Entries provided:
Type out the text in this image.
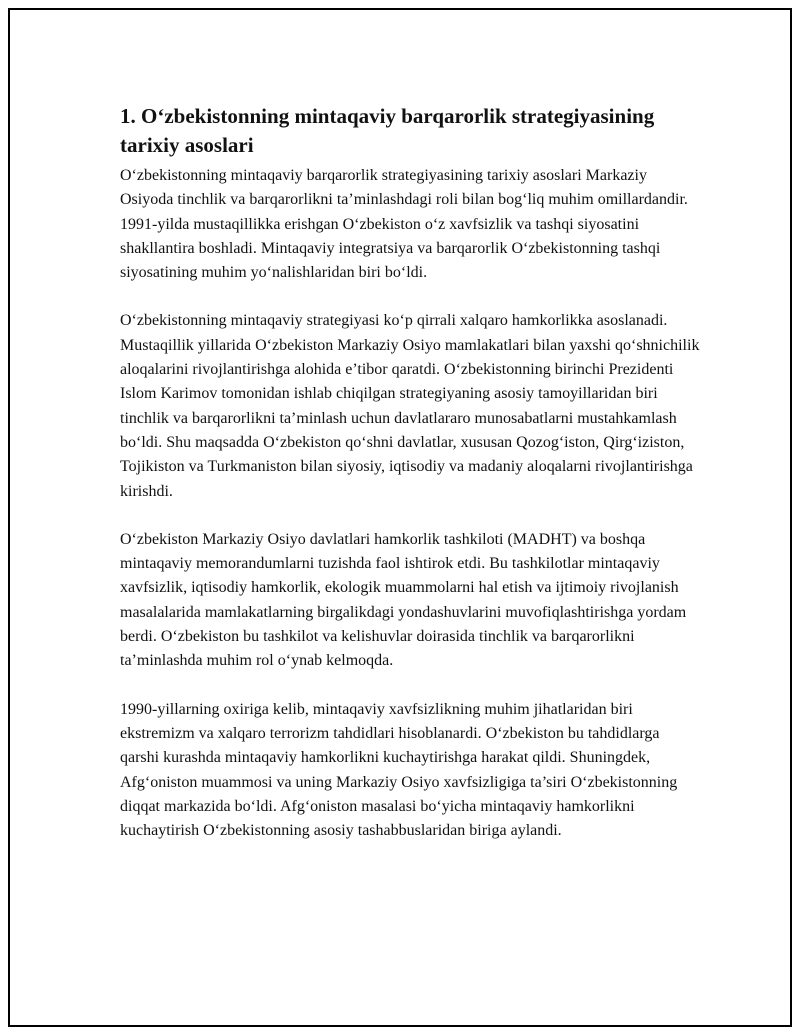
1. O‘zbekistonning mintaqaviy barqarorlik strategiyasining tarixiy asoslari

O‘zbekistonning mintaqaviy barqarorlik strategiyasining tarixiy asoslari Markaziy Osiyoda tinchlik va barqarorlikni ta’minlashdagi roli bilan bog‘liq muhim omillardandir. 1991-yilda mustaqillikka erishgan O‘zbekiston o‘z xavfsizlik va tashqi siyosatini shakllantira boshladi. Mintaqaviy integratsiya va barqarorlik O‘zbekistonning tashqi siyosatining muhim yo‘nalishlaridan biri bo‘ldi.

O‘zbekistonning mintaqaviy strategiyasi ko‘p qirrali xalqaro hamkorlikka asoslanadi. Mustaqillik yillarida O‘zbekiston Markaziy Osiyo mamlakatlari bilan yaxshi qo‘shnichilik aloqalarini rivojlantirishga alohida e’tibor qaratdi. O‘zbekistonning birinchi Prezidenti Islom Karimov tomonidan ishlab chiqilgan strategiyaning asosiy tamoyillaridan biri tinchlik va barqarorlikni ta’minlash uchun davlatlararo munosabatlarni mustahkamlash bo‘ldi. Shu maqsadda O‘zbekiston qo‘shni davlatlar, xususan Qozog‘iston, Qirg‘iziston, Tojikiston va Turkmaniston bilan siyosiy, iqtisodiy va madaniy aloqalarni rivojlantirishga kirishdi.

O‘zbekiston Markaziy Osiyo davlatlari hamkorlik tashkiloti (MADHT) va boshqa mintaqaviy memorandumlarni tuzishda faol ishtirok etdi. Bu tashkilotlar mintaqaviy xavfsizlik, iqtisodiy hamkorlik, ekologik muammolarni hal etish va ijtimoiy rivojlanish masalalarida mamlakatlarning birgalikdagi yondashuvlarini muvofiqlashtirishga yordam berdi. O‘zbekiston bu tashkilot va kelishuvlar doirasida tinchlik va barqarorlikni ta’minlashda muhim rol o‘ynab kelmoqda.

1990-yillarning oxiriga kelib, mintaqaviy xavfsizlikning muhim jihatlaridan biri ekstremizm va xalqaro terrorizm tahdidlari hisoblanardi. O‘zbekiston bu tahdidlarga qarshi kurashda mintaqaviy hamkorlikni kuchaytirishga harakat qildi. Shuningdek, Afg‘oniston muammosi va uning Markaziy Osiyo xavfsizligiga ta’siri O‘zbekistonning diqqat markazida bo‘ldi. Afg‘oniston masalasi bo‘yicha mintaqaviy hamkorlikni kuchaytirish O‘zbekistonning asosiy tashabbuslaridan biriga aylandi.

Aim:
Copy the listing in full and without alteration, omitting every picture.

Answer to this problem:
Type out the text in this image.
1. O‘zbekistonning mintaqaviy barqarorlik strategiyasining tarixiy asoslari

O‘zbekistonning mintaqaviy barqarorlik strategiyasining tarixiy asoslari Markaziy Osiyoda tinchlik va barqarorlikni ta’minlashdagi roli bilan bog‘liq muhim omillardandir. 1991-yilda mustaqillikka erishgan O‘zbekiston o‘z xavfsizlik va tashqi siyosatini shakllantira boshladi. Mintaqaviy integratsiya va barqarorlik O‘zbekistonning tashqi siyosatining muhim yo‘nalishlaridan biri bo‘ldi.

O‘zbekistonning mintaqaviy strategiyasi ko‘p qirrali xalqaro hamkorlikka asoslanadi. Mustaqillik yillarida O‘zbekiston Markaziy Osiyo mamlakatlari bilan yaxshi qo‘shnichilik aloqalarini rivojlantirishga alohida e’tibor qaratdi. O‘zbekistonning birinchi Prezidenti Islom Karimov tomonidan ishlab chiqilgan strategiyaning asosiy tamoyillaridan biri tinchlik va barqarorlikni ta’minlash uchun davlatlararo munosabatlarni mustahkamlash bo‘ldi. Shu maqsadda O‘zbekiston qo‘shni davlatlar, xususan Qozog‘iston, Qirg‘iziston, Tojikiston va Turkmaniston bilan siyosiy, iqtisodiy va madaniy aloqalarni rivojlantirishga kirishdi.

O‘zbekiston Markaziy Osiyo davlatlari hamkorlik tashkiloti (MADHT) va boshqa mintaqaviy memorandumlarni tuzishda faol ishtirok etdi. Bu tashkilotlar mintaqaviy xavfsizlik, iqtisodiy hamkorlik, ekologik muammolarni hal etish va ijtimoiy rivojlanish masalalarida mamlakatlarning birgalikdagi yondashuvlarini muvofiqlashtirishga yordam berdi. O‘zbekiston bu tashkilot va kelishuvlar doirasida tinchlik va barqarorlikni ta’minlashda muhim rol o‘ynab kelmoqda.

1990-yillarning oxiriga kelib, mintaqaviy xavfsizlikning muhim jihatlaridan biri ekstremizm va xalqaro terrorizm tahdidlari hisoblanardi. O‘zbekiston bu tahdidlarga qarshi kurashda mintaqaviy hamkorlikni kuchaytirishga harakat qildi. Shuningdek, Afg‘oniston muammosi va uning Markaziy Osiyo xavfsizligiga ta’siri O‘zbekistonning diqqat markazida bo‘ldi. Afg‘oniston masalasi bo‘yicha mintaqaviy hamkorlikni kuchaytirish O‘zbekistonning asosiy tashabbuslaridan biriga aylandi.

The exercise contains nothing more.